=== Supplied entries ===

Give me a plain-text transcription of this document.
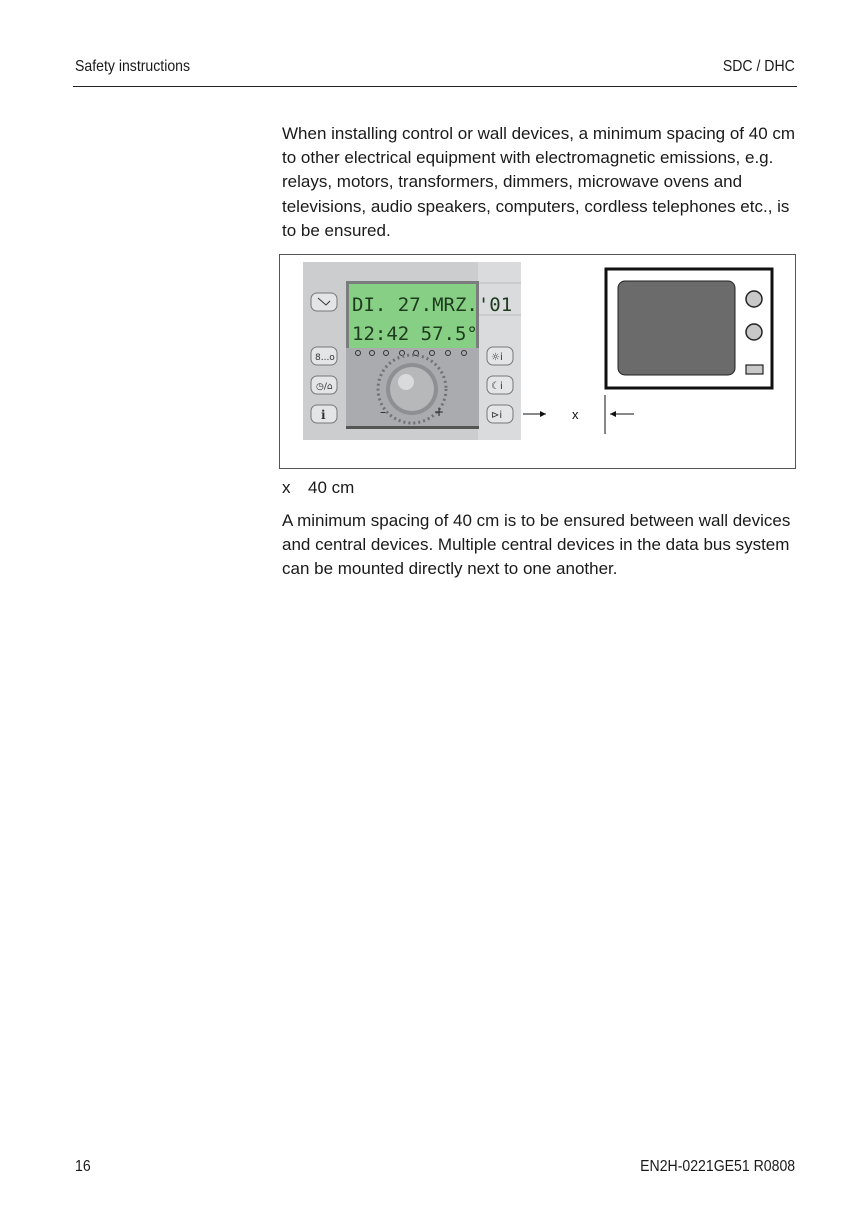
Safety instructions	SDC / DHC

When installing control or wall devices, a minimum spacing of 40 cm to other electrical equipment with electromagnetic emissions, e.g. relays, motors, transformers, dimmers, microwave ovens and televisions, audio speakers, computers, cordless telephones etc., is to be ensured.

DI. 27.MRZ.'01
12:42 57.5°
–	+
8...o
◷/⌂
i
☼i
☾i
⊳i	x
x 40 cm

A minimum spacing of 40 cm is to be ensured between wall devices and central devices. Multiple central devices in the data bus system can be mounted directly next to one another.

16	EN2H-0221GE51 R0808
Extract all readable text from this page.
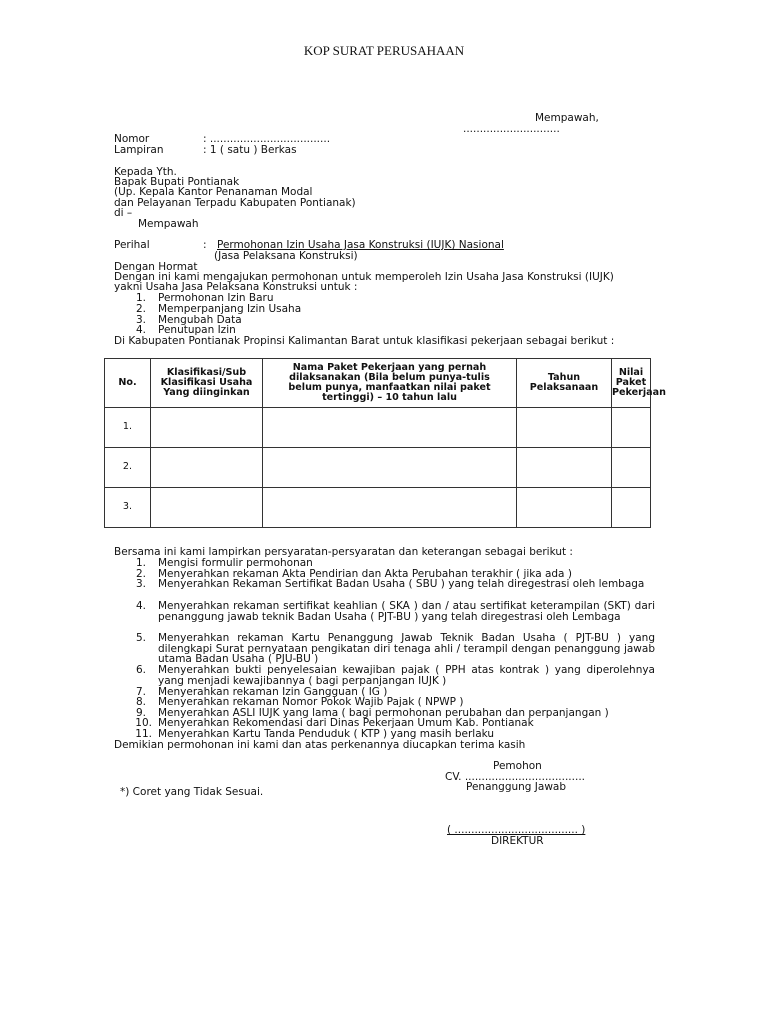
KOP SURAT PERUSAHAAN
Mempawah,
.............................
Nomor	: ....................................
Lampiran	: 1 ( satu ) Berkas
Kepada Yth.
Bapak Bupati Pontianak
(Up. Kepala Kantor Penanaman Modal
dan Pelayanan Terpadu Kabupaten Pontianak)
di –
Mempawah
Perihal	: Permohonan Izin Usaha Jasa Konstruksi (IUJK) Nasional
(Jasa Pelaksana Konstruksi)
Dengan Hormat
Dengan ini kami mengajukan permohonan untuk memperoleh Izin Usaha Jasa Konstruksi (IUJK)
yakni Usaha Jasa Pelaksana Konstruksi untuk :
1. Permohonan Izin Baru
2. Memperpanjang Izin Usaha
3. Mengubah Data
4. Penutupan Izin
Di Kabupaten Pontianak Propinsi Kalimantan Barat untuk klasifikasi pekerjaan sebagai berikut :
No.	Klasifikasi/Sub Klasifikasi Usaha Yang diinginkan	Nama Paket Pekerjaan yang pernah dilaksanakan (Bila belum punya-tulis belum punya, manfaatkan nilai paket tertinggi) – 10 tahun lalu	Tahun Pelaksanaan	Nilai Paket Pekerjaan
1.				
2.				
3.				
Bersama ini kami lampirkan persyaratan-persyaratan dan keterangan sebagai berikut :
1. Mengisi formulir permohonan
2. Menyerahkan rekaman Akta Pendirian dan Akta Perubahan terakhir ( jika ada )
3. Menyerahkan Rekaman Sertifikat Badan Usaha ( SBU ) yang telah diregestrasi oleh lembaga
4. Menyerahkan rekaman sertifikat keahlian ( SKA ) dan / atau sertifikat keterampilan (SKT) dari penanggung jawab teknik Badan Usaha ( PJT-BU ) yang telah diregestrasi oleh Lembaga
5. Menyerahkan rekaman Kartu Penanggung Jawab Teknik Badan Usaha ( PJT-BU ) yang dilengkapi Surat pernyataan pengikatan diri tenaga ahli / terampil dengan penanggung jawab utama Badan Usaha ( PJU-BU )
6. Menyerahkan bukti penyelesaian kewajiban pajak ( PPH atas kontrak ) yang diperolehnya yang menjadi kewajibannya ( bagi perpanjangan IUJK )
7. Menyerahkan rekaman Izin Gangguan ( IG )
8. Menyerahkan rekaman Nomor Pokok Wajib Pajak ( NPWP )
9. Menyerahkan ASLI IUJK yang lama ( bagi permohonan perubahan dan perpanjangan )
10. Menyerahkan Rekomendasi dari Dinas Pekerjaan Umum Kab. Pontianak
11. Menyerahkan Kartu Tanda Penduduk ( KTP ) yang masih berlaku
Demikian permohonan ini kami dan atas perkenannya diucapkan terima kasih
Pemohon
CV. ....................................
Penanggung Jawab
*) Coret yang Tidak Sesuai.
( ..................................... )
DIREKTUR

===

| Required work |
Pictures are to be left out; the records above must be repeated word for word.

| Full output |
Give me a plain-text transcription of this document.
Safety instructions	SDC / DHC

When installing control or wall devices, a minimum spacing of 40 cm to other electrical equipment with electromagnetic emissions, e.g. relays, motors, transformers, dimmers, microwave ovens and televisions, audio speakers, computers, cordless telephones etc., is to be ensured.

DI. 27.MRZ.'01
12:42 57.5°
–	+
8...o
◷/⌂
i
☼i
☾i
⊳i	x
x 40 cm

A minimum spacing of 40 cm is to be ensured between wall devices and central devices. Multiple central devices in the data bus system can be mounted directly next to one another.

16	EN2H-0221GE51 R0808
Extract all readable text from this page.
KOP SURAT PERUSAHAAN
Mempawah,
.............................
Nomor	: ....................................
Lampiran	: 1 ( satu ) Berkas
Kepada Yth.
Bapak Bupati Pontianak
(Up. Kepala Kantor Penanaman Modal
dan Pelayanan Terpadu Kabupaten Pontianak)
di –
Mempawah
Perihal	: Permohonan Izin Usaha Jasa Konstruksi (IUJK) Nasional
(Jasa Pelaksana Konstruksi)
Dengan Hormat
Dengan ini kami mengajukan permohonan untuk memperoleh Izin Usaha Jasa Konstruksi (IUJK)
yakni Usaha Jasa Pelaksana Konstruksi untuk :
1. Permohonan Izin Baru
2. Memperpanjang Izin Usaha
3. Mengubah Data
4. Penutupan Izin
Di Kabupaten Pontianak Propinsi Kalimantan Barat untuk klasifikasi pekerjaan sebagai berikut :
No.	Klasifikasi/Sub Klasifikasi Usaha Yang diinginkan	Nama Paket Pekerjaan yang pernah dilaksanakan (Bila belum punya-tulis belum punya, manfaatkan nilai paket tertinggi) – 10 tahun lalu	Tahun Pelaksanaan	Nilai Paket Pekerjaan
1.				
2.				
3.				
Bersama ini kami lampirkan persyaratan-persyaratan dan keterangan sebagai berikut :
1. Mengisi formulir permohonan
2. Menyerahkan rekaman Akta Pendirian dan Akta Perubahan terakhir ( jika ada )
3. Menyerahkan Rekaman Sertifikat Badan Usaha ( SBU ) yang telah diregestrasi oleh lembaga
4. Menyerahkan rekaman sertifikat keahlian ( SKA ) dan / atau sertifikat keterampilan (SKT) dari penanggung jawab teknik Badan Usaha ( PJT-BU ) yang telah diregestrasi oleh Lembaga
5. Menyerahkan rekaman Kartu Penanggung Jawab Teknik Badan Usaha ( PJT-BU ) yang dilengkapi Surat pernyataan pengikatan diri tenaga ahli / terampil dengan penanggung jawab utama Badan Usaha ( PJU-BU )
6. Menyerahkan bukti penyelesaian kewajiban pajak ( PPH atas kontrak ) yang diperolehnya yang menjadi kewajibannya ( bagi perpanjangan IUJK )
7. Menyerahkan rekaman Izin Gangguan ( IG )
8. Menyerahkan rekaman Nomor Pokok Wajib Pajak ( NPWP )
9. Menyerahkan ASLI IUJK yang lama ( bagi permohonan perubahan dan perpanjangan )
10. Menyerahkan Rekomendasi dari Dinas Pekerjaan Umum Kab. Pontianak
11. Menyerahkan Kartu Tanda Penduduk ( KTP ) yang masih berlaku
Demikian permohonan ini kami dan atas perkenannya diucapkan terima kasih
Pemohon
CV. ....................................
Penanggung Jawab
*) Coret yang Tidak Sesuai.
( ..................................... )
DIREKTUR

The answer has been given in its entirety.